▶ [PROVIDED RECORDS]:

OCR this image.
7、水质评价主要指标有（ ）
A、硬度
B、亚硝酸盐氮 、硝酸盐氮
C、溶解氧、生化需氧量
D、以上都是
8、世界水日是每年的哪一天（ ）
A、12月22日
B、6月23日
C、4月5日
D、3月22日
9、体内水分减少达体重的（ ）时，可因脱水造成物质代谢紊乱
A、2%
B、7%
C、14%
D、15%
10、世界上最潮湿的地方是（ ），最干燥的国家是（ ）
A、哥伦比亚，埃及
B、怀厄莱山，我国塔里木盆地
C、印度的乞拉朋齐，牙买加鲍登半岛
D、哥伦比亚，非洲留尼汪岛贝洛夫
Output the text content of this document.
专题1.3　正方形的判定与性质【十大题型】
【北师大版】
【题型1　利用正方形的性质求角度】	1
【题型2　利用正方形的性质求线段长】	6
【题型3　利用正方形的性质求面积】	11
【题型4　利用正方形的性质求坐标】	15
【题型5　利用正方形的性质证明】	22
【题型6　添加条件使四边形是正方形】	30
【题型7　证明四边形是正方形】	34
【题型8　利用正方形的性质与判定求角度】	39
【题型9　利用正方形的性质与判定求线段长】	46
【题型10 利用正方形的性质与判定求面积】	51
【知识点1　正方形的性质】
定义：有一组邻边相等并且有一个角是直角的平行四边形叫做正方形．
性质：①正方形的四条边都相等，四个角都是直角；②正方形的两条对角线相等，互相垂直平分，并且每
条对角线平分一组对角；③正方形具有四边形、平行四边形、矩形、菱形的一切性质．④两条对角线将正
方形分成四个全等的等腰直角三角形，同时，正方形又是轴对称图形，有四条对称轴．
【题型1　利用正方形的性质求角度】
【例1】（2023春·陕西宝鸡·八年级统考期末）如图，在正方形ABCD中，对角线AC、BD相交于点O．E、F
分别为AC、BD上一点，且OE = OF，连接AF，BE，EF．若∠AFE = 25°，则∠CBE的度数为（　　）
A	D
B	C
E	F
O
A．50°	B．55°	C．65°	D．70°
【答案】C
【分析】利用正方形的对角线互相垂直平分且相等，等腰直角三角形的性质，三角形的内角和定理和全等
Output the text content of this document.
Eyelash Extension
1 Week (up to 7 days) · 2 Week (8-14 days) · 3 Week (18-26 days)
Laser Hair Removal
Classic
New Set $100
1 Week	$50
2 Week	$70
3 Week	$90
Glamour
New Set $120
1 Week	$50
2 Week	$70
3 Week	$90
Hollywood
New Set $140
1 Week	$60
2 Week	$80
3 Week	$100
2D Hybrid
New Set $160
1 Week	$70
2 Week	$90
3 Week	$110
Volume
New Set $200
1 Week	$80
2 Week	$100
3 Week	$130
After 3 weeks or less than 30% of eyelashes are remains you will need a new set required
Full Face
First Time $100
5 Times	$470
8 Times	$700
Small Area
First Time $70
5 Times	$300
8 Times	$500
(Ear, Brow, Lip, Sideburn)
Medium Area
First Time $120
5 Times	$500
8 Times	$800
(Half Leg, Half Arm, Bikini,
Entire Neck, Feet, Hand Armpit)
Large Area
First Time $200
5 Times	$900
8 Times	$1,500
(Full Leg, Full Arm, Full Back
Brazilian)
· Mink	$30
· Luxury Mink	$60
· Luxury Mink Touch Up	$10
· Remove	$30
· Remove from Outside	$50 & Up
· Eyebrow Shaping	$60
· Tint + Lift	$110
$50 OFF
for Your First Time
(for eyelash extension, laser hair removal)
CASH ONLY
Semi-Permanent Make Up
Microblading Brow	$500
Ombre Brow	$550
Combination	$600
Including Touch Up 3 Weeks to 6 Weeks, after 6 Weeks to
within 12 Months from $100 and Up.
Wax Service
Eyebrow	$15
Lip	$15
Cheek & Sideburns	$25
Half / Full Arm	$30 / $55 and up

▶ [THE TASK]: Look through the data and gather every line with the string "from" in it.

▶ [FINAL RESULT]:
· Remove from Outside	$50 & Up
within 12 Months from $100 and Up.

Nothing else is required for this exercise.